PAGE TEXT →
▽
I used to be really sick at math

Man, I used to be so good at math. Like really good at math. When I was in grammar school, math was always my best subject, easily. I’d always get ridiculously good grades on all of my tests. I went to a K-8 school, and when graduation came around, they did this award ceremony where they gave out medals to all of the kids who did the best in each subject. There was this one girl who was a total genius and won the award for every single subject. Except for math. That was all mine.
△
ENTRIES SHOWN →
▽
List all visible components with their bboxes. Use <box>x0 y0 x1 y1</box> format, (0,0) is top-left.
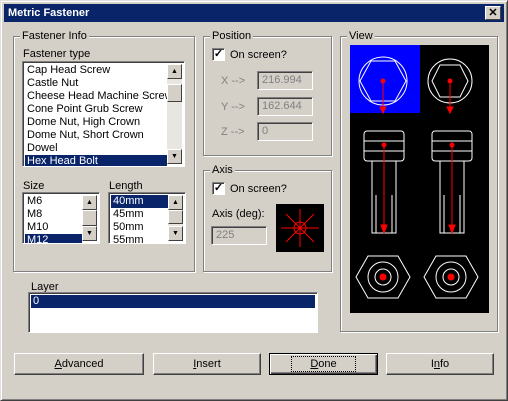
x-field[interactable]: 216.994 <box>257 71 313 90</box>
advanced-button[interactable]: Advanced <box>14 353 144 375</box>
size-item[interactable]: M6 <box>25 195 82 208</box>
y-label: Y --> <box>221 101 245 113</box>
check-icon: ✓ <box>213 182 224 194</box>
scroll-down-icon[interactable]: ▼ <box>168 226 183 241</box>
scroll-down-icon[interactable]: ▼ <box>167 149 182 164</box>
done-focus-rect: Done <box>291 356 356 372</box>
advanced-label-accel: A <box>54 358 62 370</box>
close-button[interactable]: ✕ <box>485 6 501 20</box>
z-field[interactable]: 0 <box>257 122 313 141</box>
length-item[interactable]: 40mm <box>111 195 168 208</box>
position-on-screen-checkbox[interactable]: ✓ <box>212 48 225 61</box>
axis-on-screen-label: On screen? <box>230 183 287 195</box>
axis-deg-label: Axis (deg): <box>212 208 265 220</box>
view-title: View <box>347 30 375 42</box>
layer-item[interactable]: 0 <box>31 295 315 308</box>
window-title: Metric Fastener <box>8 7 90 19</box>
scroll-thumb[interactable] <box>167 84 182 102</box>
y-field[interactable]: 162.644 <box>257 97 313 116</box>
scroll-down-icon[interactable]: ▼ <box>82 226 97 241</box>
fastener-type-item[interactable]: Cap Head Screw <box>25 64 167 77</box>
scroll-thumb[interactable] <box>82 210 97 226</box>
layer-list[interactable]: 0 <box>28 292 318 333</box>
size-list[interactable]: M6 M8 M10 M12 ▲ ▼ <box>22 192 100 244</box>
fastener-type-item[interactable]: Dowel <box>25 142 167 155</box>
axis-on-screen-checkbox[interactable]: ✓ <box>212 182 225 195</box>
insert-label-post: nsert <box>196 358 221 370</box>
axis-title: Axis <box>210 164 235 176</box>
fastener-views-icon <box>355 56 479 299</box>
axis-compass-icon <box>281 209 319 247</box>
insert-button[interactable]: Insert <box>153 353 261 375</box>
size-item[interactable]: M8 <box>25 208 82 221</box>
scroll-up-icon[interactable]: ▲ <box>82 195 97 210</box>
length-list[interactable]: 40mm 45mm 50mm 55mm ▲ ▼ <box>108 192 186 244</box>
position-title: Position <box>210 30 254 42</box>
x-label: X --> <box>221 75 246 87</box>
advanced-label-post: dvanced <box>61 358 104 370</box>
axis-deg-field[interactable]: 225 <box>211 226 267 245</box>
layer-items: 0 <box>31 295 315 308</box>
scroll-thumb[interactable] <box>168 210 183 224</box>
size-item[interactable]: M12 <box>25 234 82 243</box>
scroll-up-icon[interactable]: ▲ <box>167 64 182 79</box>
axis-direction-control[interactable] <box>276 204 324 252</box>
position-on-screen-label: On screen? <box>230 49 287 61</box>
length-label: Length <box>109 180 143 192</box>
fastener-type-item[interactable]: Castle Nut <box>25 77 167 90</box>
size-scrollbar[interactable]: ▲ ▼ <box>82 195 97 241</box>
size-items: M6 M8 M10 M12 <box>25 195 82 243</box>
size-label: Size <box>23 180 45 192</box>
info-button[interactable]: Info <box>386 353 494 375</box>
length-item[interactable]: 55mm <box>111 234 168 243</box>
fastener-type-item[interactable]: Dome Nut, Short Crown <box>25 129 167 142</box>
scroll-up-icon[interactable]: ▲ <box>168 195 183 210</box>
view-panel[interactable] <box>350 45 489 313</box>
fastener-type-scrollbar[interactable]: ▲ ▼ <box>167 64 182 164</box>
fastener-type-items: Cap Head Screw Castle Nut Cheese Head Mach… <box>25 64 167 166</box>
length-item[interactable]: 50mm <box>111 221 168 234</box>
title-bar[interactable]: Metric Fastener ✕ <box>4 4 504 22</box>
fastener-type-item[interactable]: Cone Point Grub Screw <box>25 103 167 116</box>
done-label-post: one <box>318 358 337 370</box>
fastener-type-item[interactable]: Cheese Head Machine Screw <box>25 90 167 103</box>
length-item[interactable]: 45mm <box>111 208 168 221</box>
fastener-type-label: Fastener type <box>23 48 91 60</box>
done-button[interactable]: Done <box>269 353 378 375</box>
size-item[interactable]: M10 <box>25 221 82 234</box>
z-label: Z --> <box>221 126 245 138</box>
fastener-info-title: Fastener Info <box>20 30 89 42</box>
check-icon: ✓ <box>213 48 224 60</box>
length-items: 40mm 45mm 50mm 55mm <box>111 195 168 243</box>
fastener-type-item[interactable]: Dome Nut, High Crown <box>25 116 167 129</box>
info-label-post: fo <box>440 358 450 370</box>
fastener-type-item[interactable]: Hex Head Bolt <box>25 155 167 166</box>
length-scrollbar[interactable]: ▲ ▼ <box>168 195 183 241</box>
fastener-type-list[interactable]: Cap Head Screw Castle Nut Cheese Head Mach… <box>22 61 185 167</box>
△
PROBLEMS →
1 – Quote the math essay word for word, from "I used to be really" up to and including "was all mine.".
2 – According to the math essay, what kind of school did the writer attend?

SET OF ANSWERS →
1 –
I used to be really sick at math

Man, I used to be so good at math. Like really good at math. When I was in grammar school, math was always my best subject, easily. I’d always get ridiculously good grades on all of my tests. I went to a K-8 school, and when graduation came around, they did this award ceremony where they gave out medals to all of the kids who did the best in each subject. There was this one girl who was a total genius and won the award for every single subject. Except for math. That was all mine.

2 – A K-8 school.